• DATA FOR THE TASK

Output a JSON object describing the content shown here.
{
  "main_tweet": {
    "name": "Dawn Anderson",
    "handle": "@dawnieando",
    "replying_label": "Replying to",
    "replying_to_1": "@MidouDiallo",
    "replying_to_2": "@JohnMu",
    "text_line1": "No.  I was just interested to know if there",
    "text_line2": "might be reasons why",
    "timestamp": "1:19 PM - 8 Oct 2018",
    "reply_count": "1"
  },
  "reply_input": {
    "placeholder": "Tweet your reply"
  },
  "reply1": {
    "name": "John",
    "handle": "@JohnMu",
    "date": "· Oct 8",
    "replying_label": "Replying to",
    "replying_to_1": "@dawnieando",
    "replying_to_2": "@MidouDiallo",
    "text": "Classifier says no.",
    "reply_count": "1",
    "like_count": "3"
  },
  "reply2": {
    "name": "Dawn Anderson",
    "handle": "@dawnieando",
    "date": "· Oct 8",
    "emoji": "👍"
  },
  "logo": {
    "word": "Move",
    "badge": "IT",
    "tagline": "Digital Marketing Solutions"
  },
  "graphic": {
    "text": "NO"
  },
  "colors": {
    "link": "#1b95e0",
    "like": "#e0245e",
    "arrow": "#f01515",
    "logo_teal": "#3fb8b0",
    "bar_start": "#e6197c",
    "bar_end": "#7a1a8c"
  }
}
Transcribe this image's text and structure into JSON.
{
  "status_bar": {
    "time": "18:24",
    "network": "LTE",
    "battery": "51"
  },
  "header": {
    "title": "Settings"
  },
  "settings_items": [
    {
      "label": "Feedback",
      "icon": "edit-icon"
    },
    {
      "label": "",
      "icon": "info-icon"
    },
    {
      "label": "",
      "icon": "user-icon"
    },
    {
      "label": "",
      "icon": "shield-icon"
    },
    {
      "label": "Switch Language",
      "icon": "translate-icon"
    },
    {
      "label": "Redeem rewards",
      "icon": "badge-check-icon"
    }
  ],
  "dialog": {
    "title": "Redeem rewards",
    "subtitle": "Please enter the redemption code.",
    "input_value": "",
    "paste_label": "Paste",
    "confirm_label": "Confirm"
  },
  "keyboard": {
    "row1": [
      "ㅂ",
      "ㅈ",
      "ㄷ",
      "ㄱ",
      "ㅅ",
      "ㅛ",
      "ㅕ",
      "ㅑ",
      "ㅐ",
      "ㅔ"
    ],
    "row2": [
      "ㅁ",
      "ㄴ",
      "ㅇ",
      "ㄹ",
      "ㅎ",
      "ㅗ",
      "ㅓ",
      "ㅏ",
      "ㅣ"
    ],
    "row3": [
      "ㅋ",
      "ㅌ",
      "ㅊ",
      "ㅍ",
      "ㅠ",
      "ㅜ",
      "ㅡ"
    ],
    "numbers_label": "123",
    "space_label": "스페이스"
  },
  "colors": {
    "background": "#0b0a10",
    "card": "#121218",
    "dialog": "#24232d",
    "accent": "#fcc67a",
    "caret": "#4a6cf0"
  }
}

• TASK TO COMPLETE
Extract every line from the one containing "Transcribe this image's" to the end of the entries, including both of those lines, exactly as given and with nothing added.

• SOLUTION FOR THIS EXERCISE
Transcribe this image's text and structure into JSON.
{
  "status_bar": {
    "time": "18:24",
    "network": "LTE",
    "battery": "51"
  },
  "header": {
    "title": "Settings"
  },
  "settings_items": [
    {
      "label": "Feedback",
      "icon": "edit-icon"
    },
    {
      "label": "",
      "icon": "info-icon"
    },
    {
      "label": "",
      "icon": "user-icon"
    },
    {
      "label": "",
      "icon": "shield-icon"
    },
    {
      "label": "Switch Language",
      "icon": "translate-icon"
    },
    {
      "label": "Redeem rewards",
      "icon": "badge-check-icon"
    }
  ],
  "dialog": {
    "title": "Redeem rewards",
    "subtitle": "Please enter the redemption code.",
    "input_value": "",
    "paste_label": "Paste",
    "confirm_label": "Confirm"
  },
  "keyboard": {
    "row1": [
      "ㅂ",
      "ㅈ",
      "ㄷ",
      "ㄱ",
      "ㅅ",
      "ㅛ",
      "ㅕ",
      "ㅑ",
      "ㅐ",
      "ㅔ"
    ],
    "row2": [
      "ㅁ",
      "ㄴ",
      "ㅇ",
      "ㄹ",
      "ㅎ",
      "ㅗ",
      "ㅓ",
      "ㅏ",
      "ㅣ"
    ],
    "row3": [
      "ㅋ",
      "ㅌ",
      "ㅊ",
      "ㅍ",
      "ㅠ",
      "ㅜ",
      "ㅡ"
    ],
    "numbers_label": "123",
    "space_label": "스페이스"
  },
  "colors": {
    "background": "#0b0a10",
    "card": "#121218",
    "dialog": "#24232d",
    "accent": "#fcc67a",
    "caret": "#4a6cf0"
  }
}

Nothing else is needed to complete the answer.